• EXERCISE INSTRUCTIONS:
Print the listing that follows, character for character.

Items listed in a dataset
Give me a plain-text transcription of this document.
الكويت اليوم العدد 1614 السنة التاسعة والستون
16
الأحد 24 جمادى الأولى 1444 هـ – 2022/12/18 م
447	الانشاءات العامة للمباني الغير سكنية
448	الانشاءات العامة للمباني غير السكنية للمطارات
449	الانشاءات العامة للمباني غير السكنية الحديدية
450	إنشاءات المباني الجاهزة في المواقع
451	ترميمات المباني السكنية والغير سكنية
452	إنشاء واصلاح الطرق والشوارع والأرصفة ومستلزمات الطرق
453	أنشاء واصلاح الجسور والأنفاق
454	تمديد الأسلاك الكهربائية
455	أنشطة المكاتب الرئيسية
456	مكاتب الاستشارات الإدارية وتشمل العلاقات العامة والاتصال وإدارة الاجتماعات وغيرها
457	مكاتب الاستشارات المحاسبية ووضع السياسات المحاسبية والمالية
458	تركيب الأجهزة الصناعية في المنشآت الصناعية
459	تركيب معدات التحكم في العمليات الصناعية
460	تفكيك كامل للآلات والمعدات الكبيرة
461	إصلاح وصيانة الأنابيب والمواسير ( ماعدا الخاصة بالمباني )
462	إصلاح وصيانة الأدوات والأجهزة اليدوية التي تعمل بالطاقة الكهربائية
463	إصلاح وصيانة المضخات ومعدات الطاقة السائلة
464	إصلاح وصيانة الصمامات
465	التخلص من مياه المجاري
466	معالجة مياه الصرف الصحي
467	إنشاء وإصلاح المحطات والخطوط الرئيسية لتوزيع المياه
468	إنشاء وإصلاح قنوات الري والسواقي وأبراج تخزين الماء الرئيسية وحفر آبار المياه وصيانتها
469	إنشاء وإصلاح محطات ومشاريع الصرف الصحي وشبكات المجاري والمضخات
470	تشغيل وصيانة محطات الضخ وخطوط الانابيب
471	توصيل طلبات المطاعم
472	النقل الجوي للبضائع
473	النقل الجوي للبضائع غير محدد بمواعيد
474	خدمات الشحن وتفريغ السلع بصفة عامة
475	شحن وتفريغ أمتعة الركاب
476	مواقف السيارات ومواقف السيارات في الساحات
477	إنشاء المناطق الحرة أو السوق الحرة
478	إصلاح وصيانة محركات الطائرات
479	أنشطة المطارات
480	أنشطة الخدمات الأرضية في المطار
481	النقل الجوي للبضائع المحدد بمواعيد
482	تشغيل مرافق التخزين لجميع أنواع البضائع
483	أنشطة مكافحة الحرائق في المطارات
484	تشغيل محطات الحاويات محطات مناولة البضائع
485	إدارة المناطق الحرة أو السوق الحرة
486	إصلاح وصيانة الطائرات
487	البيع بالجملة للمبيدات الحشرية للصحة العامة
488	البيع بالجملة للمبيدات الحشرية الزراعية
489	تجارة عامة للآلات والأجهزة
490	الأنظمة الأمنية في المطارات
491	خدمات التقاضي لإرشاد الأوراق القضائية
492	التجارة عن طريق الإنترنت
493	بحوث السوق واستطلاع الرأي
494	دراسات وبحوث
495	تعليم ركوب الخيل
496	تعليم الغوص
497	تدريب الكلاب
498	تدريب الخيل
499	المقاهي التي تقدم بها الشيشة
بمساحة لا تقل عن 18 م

• WRITTEN SOLUTION:
Give me a plain-text transcription of this document.
الكويت اليوم العدد 1614 السنة التاسعة والستون
16
الأحد 24 جمادى الأولى 1444 هـ – 2022/12/18 م
447	الانشاءات العامة للمباني الغير سكنية
448	الانشاءات العامة للمباني غير السكنية للمطارات
449	الانشاءات العامة للمباني غير السكنية الحديدية
450	إنشاءات المباني الجاهزة في المواقع
451	ترميمات المباني السكنية والغير سكنية
452	إنشاء واصلاح الطرق والشوارع والأرصفة ومستلزمات الطرق
453	أنشاء واصلاح الجسور والأنفاق
454	تمديد الأسلاك الكهربائية
455	أنشطة المكاتب الرئيسية
456	مكاتب الاستشارات الإدارية وتشمل العلاقات العامة والاتصال وإدارة الاجتماعات وغيرها
457	مكاتب الاستشارات المحاسبية ووضع السياسات المحاسبية والمالية
458	تركيب الأجهزة الصناعية في المنشآت الصناعية
459	تركيب معدات التحكم في العمليات الصناعية
460	تفكيك كامل للآلات والمعدات الكبيرة
461	إصلاح وصيانة الأنابيب والمواسير ( ماعدا الخاصة بالمباني )
462	إصلاح وصيانة الأدوات والأجهزة اليدوية التي تعمل بالطاقة الكهربائية
463	إصلاح وصيانة المضخات ومعدات الطاقة السائلة
464	إصلاح وصيانة الصمامات
465	التخلص من مياه المجاري
466	معالجة مياه الصرف الصحي
467	إنشاء وإصلاح المحطات والخطوط الرئيسية لتوزيع المياه
468	إنشاء وإصلاح قنوات الري والسواقي وأبراج تخزين الماء الرئيسية وحفر آبار المياه وصيانتها
469	إنشاء وإصلاح محطات ومشاريع الصرف الصحي وشبكات المجاري والمضخات
470	تشغيل وصيانة محطات الضخ وخطوط الانابيب
471	توصيل طلبات المطاعم
472	النقل الجوي للبضائع
473	النقل الجوي للبضائع غير محدد بمواعيد
474	خدمات الشحن وتفريغ السلع بصفة عامة
475	شحن وتفريغ أمتعة الركاب
476	مواقف السيارات ومواقف السيارات في الساحات
477	إنشاء المناطق الحرة أو السوق الحرة
478	إصلاح وصيانة محركات الطائرات
479	أنشطة المطارات
480	أنشطة الخدمات الأرضية في المطار
481	النقل الجوي للبضائع المحدد بمواعيد
482	تشغيل مرافق التخزين لجميع أنواع البضائع
483	أنشطة مكافحة الحرائق في المطارات
484	تشغيل محطات الحاويات محطات مناولة البضائع
485	إدارة المناطق الحرة أو السوق الحرة
486	إصلاح وصيانة الطائرات
487	البيع بالجملة للمبيدات الحشرية للصحة العامة
488	البيع بالجملة للمبيدات الحشرية الزراعية
489	تجارة عامة للآلات والأجهزة
490	الأنظمة الأمنية في المطارات
491	خدمات التقاضي لإرشاد الأوراق القضائية
492	التجارة عن طريق الإنترنت
493	بحوث السوق واستطلاع الرأي
494	دراسات وبحوث
495	تعليم ركوب الخيل
496	تعليم الغوص
497	تدريب الكلاب
498	تدريب الخيل
499	المقاهي التي تقدم بها الشيشة
بمساحة لا تقل عن 18 م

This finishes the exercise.